Instructions to follow ->
Collect all the lines that mention the word "energy".
▼
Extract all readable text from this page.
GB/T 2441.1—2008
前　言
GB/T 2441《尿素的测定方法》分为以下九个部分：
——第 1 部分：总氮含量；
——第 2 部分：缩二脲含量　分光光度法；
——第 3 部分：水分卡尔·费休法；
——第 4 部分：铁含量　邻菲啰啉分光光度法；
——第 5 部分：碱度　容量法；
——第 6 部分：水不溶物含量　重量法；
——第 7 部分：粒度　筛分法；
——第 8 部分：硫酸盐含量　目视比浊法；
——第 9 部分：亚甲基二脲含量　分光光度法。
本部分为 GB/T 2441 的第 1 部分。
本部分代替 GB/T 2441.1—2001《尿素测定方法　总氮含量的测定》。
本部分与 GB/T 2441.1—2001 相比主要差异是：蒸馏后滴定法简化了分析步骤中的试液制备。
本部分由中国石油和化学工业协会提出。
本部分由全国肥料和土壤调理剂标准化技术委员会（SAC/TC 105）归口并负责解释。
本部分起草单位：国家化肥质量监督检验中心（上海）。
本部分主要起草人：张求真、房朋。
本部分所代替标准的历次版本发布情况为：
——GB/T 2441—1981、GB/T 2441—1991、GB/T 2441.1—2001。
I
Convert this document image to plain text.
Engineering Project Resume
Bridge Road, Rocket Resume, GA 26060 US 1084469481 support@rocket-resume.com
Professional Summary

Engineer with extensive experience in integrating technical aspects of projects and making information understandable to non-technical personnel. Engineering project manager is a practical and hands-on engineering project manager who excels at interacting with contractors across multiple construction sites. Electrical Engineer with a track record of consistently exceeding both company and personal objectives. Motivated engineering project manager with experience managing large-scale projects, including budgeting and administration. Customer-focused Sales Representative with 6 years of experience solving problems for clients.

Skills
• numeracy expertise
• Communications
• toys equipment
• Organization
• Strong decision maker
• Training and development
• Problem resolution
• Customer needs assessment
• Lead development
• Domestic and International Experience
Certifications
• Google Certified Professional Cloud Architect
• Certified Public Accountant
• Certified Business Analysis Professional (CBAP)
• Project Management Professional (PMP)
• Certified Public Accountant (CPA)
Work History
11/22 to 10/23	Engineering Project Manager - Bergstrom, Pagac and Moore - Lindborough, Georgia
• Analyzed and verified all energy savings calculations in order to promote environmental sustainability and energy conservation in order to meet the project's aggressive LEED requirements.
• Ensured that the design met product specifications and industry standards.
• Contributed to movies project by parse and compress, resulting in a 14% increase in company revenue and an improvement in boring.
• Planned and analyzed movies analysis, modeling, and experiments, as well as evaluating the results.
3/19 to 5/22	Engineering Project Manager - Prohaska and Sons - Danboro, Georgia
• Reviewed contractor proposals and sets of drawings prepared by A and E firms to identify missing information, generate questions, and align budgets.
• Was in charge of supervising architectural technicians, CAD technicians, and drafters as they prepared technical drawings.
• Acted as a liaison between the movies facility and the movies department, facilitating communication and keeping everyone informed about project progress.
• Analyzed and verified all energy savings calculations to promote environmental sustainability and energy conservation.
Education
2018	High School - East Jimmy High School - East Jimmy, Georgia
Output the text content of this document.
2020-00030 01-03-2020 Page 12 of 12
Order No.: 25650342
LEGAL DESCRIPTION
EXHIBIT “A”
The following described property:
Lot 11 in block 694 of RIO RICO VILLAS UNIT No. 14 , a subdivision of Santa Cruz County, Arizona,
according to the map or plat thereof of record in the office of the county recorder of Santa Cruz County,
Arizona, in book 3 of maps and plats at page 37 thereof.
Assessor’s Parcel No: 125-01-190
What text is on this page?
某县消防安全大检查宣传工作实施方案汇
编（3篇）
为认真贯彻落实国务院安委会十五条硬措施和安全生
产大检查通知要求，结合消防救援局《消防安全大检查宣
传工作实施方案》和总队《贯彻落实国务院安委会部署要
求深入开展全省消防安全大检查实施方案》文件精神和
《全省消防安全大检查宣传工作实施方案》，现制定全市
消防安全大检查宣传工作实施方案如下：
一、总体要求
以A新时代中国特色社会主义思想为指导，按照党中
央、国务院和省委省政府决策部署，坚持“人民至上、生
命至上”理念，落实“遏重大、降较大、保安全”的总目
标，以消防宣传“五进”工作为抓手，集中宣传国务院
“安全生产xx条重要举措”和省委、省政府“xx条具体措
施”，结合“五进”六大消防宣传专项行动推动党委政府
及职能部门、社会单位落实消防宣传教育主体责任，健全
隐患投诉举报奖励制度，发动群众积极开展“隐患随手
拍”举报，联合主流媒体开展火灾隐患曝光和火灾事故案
▲
Task answer ->
• Analyzed and verified all energy savings calculations in order to promote environmental sustainability and energy conservation in order to meet the project's aggressive LEED requirements.
• Analyzed and verified all energy savings calculations to promote environmental sustainability and energy conservation.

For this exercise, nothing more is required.